Set task
Scan the lines below; pull out those with "라이브러리".

— start of Provided records —

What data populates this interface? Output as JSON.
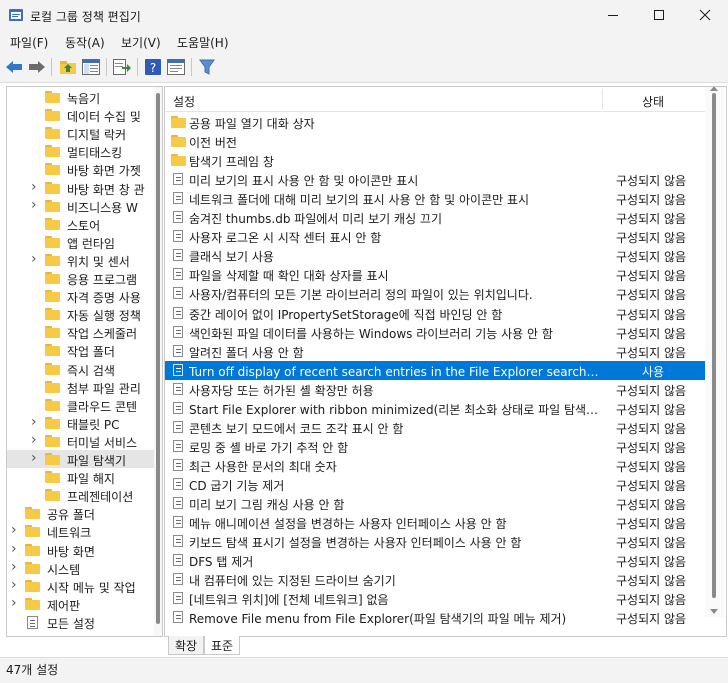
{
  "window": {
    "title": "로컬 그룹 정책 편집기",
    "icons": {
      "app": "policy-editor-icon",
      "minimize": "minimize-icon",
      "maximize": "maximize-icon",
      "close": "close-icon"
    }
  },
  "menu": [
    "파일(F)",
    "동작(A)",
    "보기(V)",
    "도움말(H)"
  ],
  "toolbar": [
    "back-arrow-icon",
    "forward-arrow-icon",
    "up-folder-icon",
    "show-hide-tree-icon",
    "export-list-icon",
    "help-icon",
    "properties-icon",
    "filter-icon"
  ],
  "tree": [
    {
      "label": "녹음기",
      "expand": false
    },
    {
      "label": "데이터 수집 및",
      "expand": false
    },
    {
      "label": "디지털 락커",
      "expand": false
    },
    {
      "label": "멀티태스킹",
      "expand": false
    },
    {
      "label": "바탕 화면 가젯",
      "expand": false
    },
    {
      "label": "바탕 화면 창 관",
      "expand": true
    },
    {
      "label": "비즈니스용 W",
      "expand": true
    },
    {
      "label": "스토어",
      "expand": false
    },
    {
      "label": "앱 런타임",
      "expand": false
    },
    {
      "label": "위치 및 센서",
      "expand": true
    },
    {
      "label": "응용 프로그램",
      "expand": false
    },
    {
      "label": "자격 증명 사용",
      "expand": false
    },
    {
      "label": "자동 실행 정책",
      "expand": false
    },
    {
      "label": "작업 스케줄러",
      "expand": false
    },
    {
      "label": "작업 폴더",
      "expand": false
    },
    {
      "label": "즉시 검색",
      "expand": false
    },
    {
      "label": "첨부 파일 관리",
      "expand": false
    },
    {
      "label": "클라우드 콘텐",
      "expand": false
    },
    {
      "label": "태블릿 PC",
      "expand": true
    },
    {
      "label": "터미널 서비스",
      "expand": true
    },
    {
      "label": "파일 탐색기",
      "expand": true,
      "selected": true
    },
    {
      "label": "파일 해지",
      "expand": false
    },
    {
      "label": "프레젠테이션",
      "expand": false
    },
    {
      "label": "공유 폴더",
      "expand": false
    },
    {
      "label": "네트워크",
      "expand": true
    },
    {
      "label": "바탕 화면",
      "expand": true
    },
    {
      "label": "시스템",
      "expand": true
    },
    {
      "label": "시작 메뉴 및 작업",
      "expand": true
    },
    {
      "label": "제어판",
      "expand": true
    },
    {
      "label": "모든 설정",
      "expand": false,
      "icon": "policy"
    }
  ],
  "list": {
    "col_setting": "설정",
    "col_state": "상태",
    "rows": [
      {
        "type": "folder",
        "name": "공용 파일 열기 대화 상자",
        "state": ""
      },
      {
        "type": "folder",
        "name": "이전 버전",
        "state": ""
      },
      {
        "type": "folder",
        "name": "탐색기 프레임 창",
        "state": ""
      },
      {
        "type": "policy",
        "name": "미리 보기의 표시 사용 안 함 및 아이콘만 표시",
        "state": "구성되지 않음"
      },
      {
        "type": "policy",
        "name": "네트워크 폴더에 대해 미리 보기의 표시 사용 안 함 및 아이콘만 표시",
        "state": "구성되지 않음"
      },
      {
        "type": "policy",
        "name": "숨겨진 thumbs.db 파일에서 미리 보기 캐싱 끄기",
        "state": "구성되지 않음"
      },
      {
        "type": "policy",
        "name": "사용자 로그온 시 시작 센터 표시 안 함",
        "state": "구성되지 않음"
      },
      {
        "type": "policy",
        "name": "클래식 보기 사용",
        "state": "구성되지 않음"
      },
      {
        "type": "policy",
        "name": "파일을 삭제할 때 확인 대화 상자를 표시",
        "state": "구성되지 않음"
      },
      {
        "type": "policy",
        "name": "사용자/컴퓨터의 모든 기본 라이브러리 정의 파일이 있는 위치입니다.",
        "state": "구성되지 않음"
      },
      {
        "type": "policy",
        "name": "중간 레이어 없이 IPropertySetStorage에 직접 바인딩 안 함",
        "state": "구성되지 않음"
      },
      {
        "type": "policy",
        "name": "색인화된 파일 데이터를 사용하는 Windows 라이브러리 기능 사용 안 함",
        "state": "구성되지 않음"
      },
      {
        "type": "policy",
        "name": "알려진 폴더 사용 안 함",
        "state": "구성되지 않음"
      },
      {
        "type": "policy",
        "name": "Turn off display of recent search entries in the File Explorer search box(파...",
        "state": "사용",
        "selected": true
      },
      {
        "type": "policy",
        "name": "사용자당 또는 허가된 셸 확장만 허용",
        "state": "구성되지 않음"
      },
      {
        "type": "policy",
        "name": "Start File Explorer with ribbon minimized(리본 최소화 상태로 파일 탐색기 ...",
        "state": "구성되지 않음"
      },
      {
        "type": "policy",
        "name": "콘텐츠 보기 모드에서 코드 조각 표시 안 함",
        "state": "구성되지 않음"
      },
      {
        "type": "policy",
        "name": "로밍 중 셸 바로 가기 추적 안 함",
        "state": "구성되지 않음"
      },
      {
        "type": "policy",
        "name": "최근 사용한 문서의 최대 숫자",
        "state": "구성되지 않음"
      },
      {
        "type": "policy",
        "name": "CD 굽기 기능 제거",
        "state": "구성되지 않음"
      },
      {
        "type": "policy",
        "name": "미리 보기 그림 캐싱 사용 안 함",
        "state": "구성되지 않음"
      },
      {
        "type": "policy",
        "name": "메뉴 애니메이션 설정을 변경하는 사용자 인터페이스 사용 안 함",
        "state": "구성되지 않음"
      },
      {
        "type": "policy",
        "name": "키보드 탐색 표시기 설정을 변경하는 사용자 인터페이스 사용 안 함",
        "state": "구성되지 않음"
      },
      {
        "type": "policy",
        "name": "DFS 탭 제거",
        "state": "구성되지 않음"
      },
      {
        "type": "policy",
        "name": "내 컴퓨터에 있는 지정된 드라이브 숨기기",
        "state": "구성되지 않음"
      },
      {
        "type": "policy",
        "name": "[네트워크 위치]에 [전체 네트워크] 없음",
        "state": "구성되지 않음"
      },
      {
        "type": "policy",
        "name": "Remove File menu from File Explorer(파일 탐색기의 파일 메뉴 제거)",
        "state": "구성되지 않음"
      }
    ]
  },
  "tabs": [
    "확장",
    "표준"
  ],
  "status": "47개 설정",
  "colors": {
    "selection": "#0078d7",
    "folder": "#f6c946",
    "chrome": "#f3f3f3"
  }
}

— end of Provided records —
— start of Provided records —

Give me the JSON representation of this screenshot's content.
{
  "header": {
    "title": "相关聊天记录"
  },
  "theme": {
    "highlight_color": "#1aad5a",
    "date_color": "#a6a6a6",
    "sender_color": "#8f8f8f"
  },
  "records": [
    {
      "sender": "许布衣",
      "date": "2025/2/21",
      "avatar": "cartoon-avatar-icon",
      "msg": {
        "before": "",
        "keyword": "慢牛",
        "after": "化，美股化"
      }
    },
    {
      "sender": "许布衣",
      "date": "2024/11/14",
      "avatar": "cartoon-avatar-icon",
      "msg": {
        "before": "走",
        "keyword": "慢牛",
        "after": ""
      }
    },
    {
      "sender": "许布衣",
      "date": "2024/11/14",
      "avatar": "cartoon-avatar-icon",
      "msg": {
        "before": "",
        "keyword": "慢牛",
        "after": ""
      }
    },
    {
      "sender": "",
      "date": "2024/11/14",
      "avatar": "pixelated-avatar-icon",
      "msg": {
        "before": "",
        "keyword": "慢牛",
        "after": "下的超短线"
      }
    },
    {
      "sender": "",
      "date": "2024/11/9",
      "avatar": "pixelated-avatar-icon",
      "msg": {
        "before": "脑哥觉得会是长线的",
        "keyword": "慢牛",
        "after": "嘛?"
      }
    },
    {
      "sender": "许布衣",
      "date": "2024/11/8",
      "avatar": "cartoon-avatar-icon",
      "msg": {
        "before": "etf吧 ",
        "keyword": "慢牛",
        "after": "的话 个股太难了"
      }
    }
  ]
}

— end of Provided records —

Answer to this exercise
        "name": "사용자/컴퓨터의 모든 기본 라이브러리 정의 파일이 있는 위치입니다.",
        "name": "색인화된 파일 데이터를 사용하는 Windows 라이브러리 기능 사용 안 함",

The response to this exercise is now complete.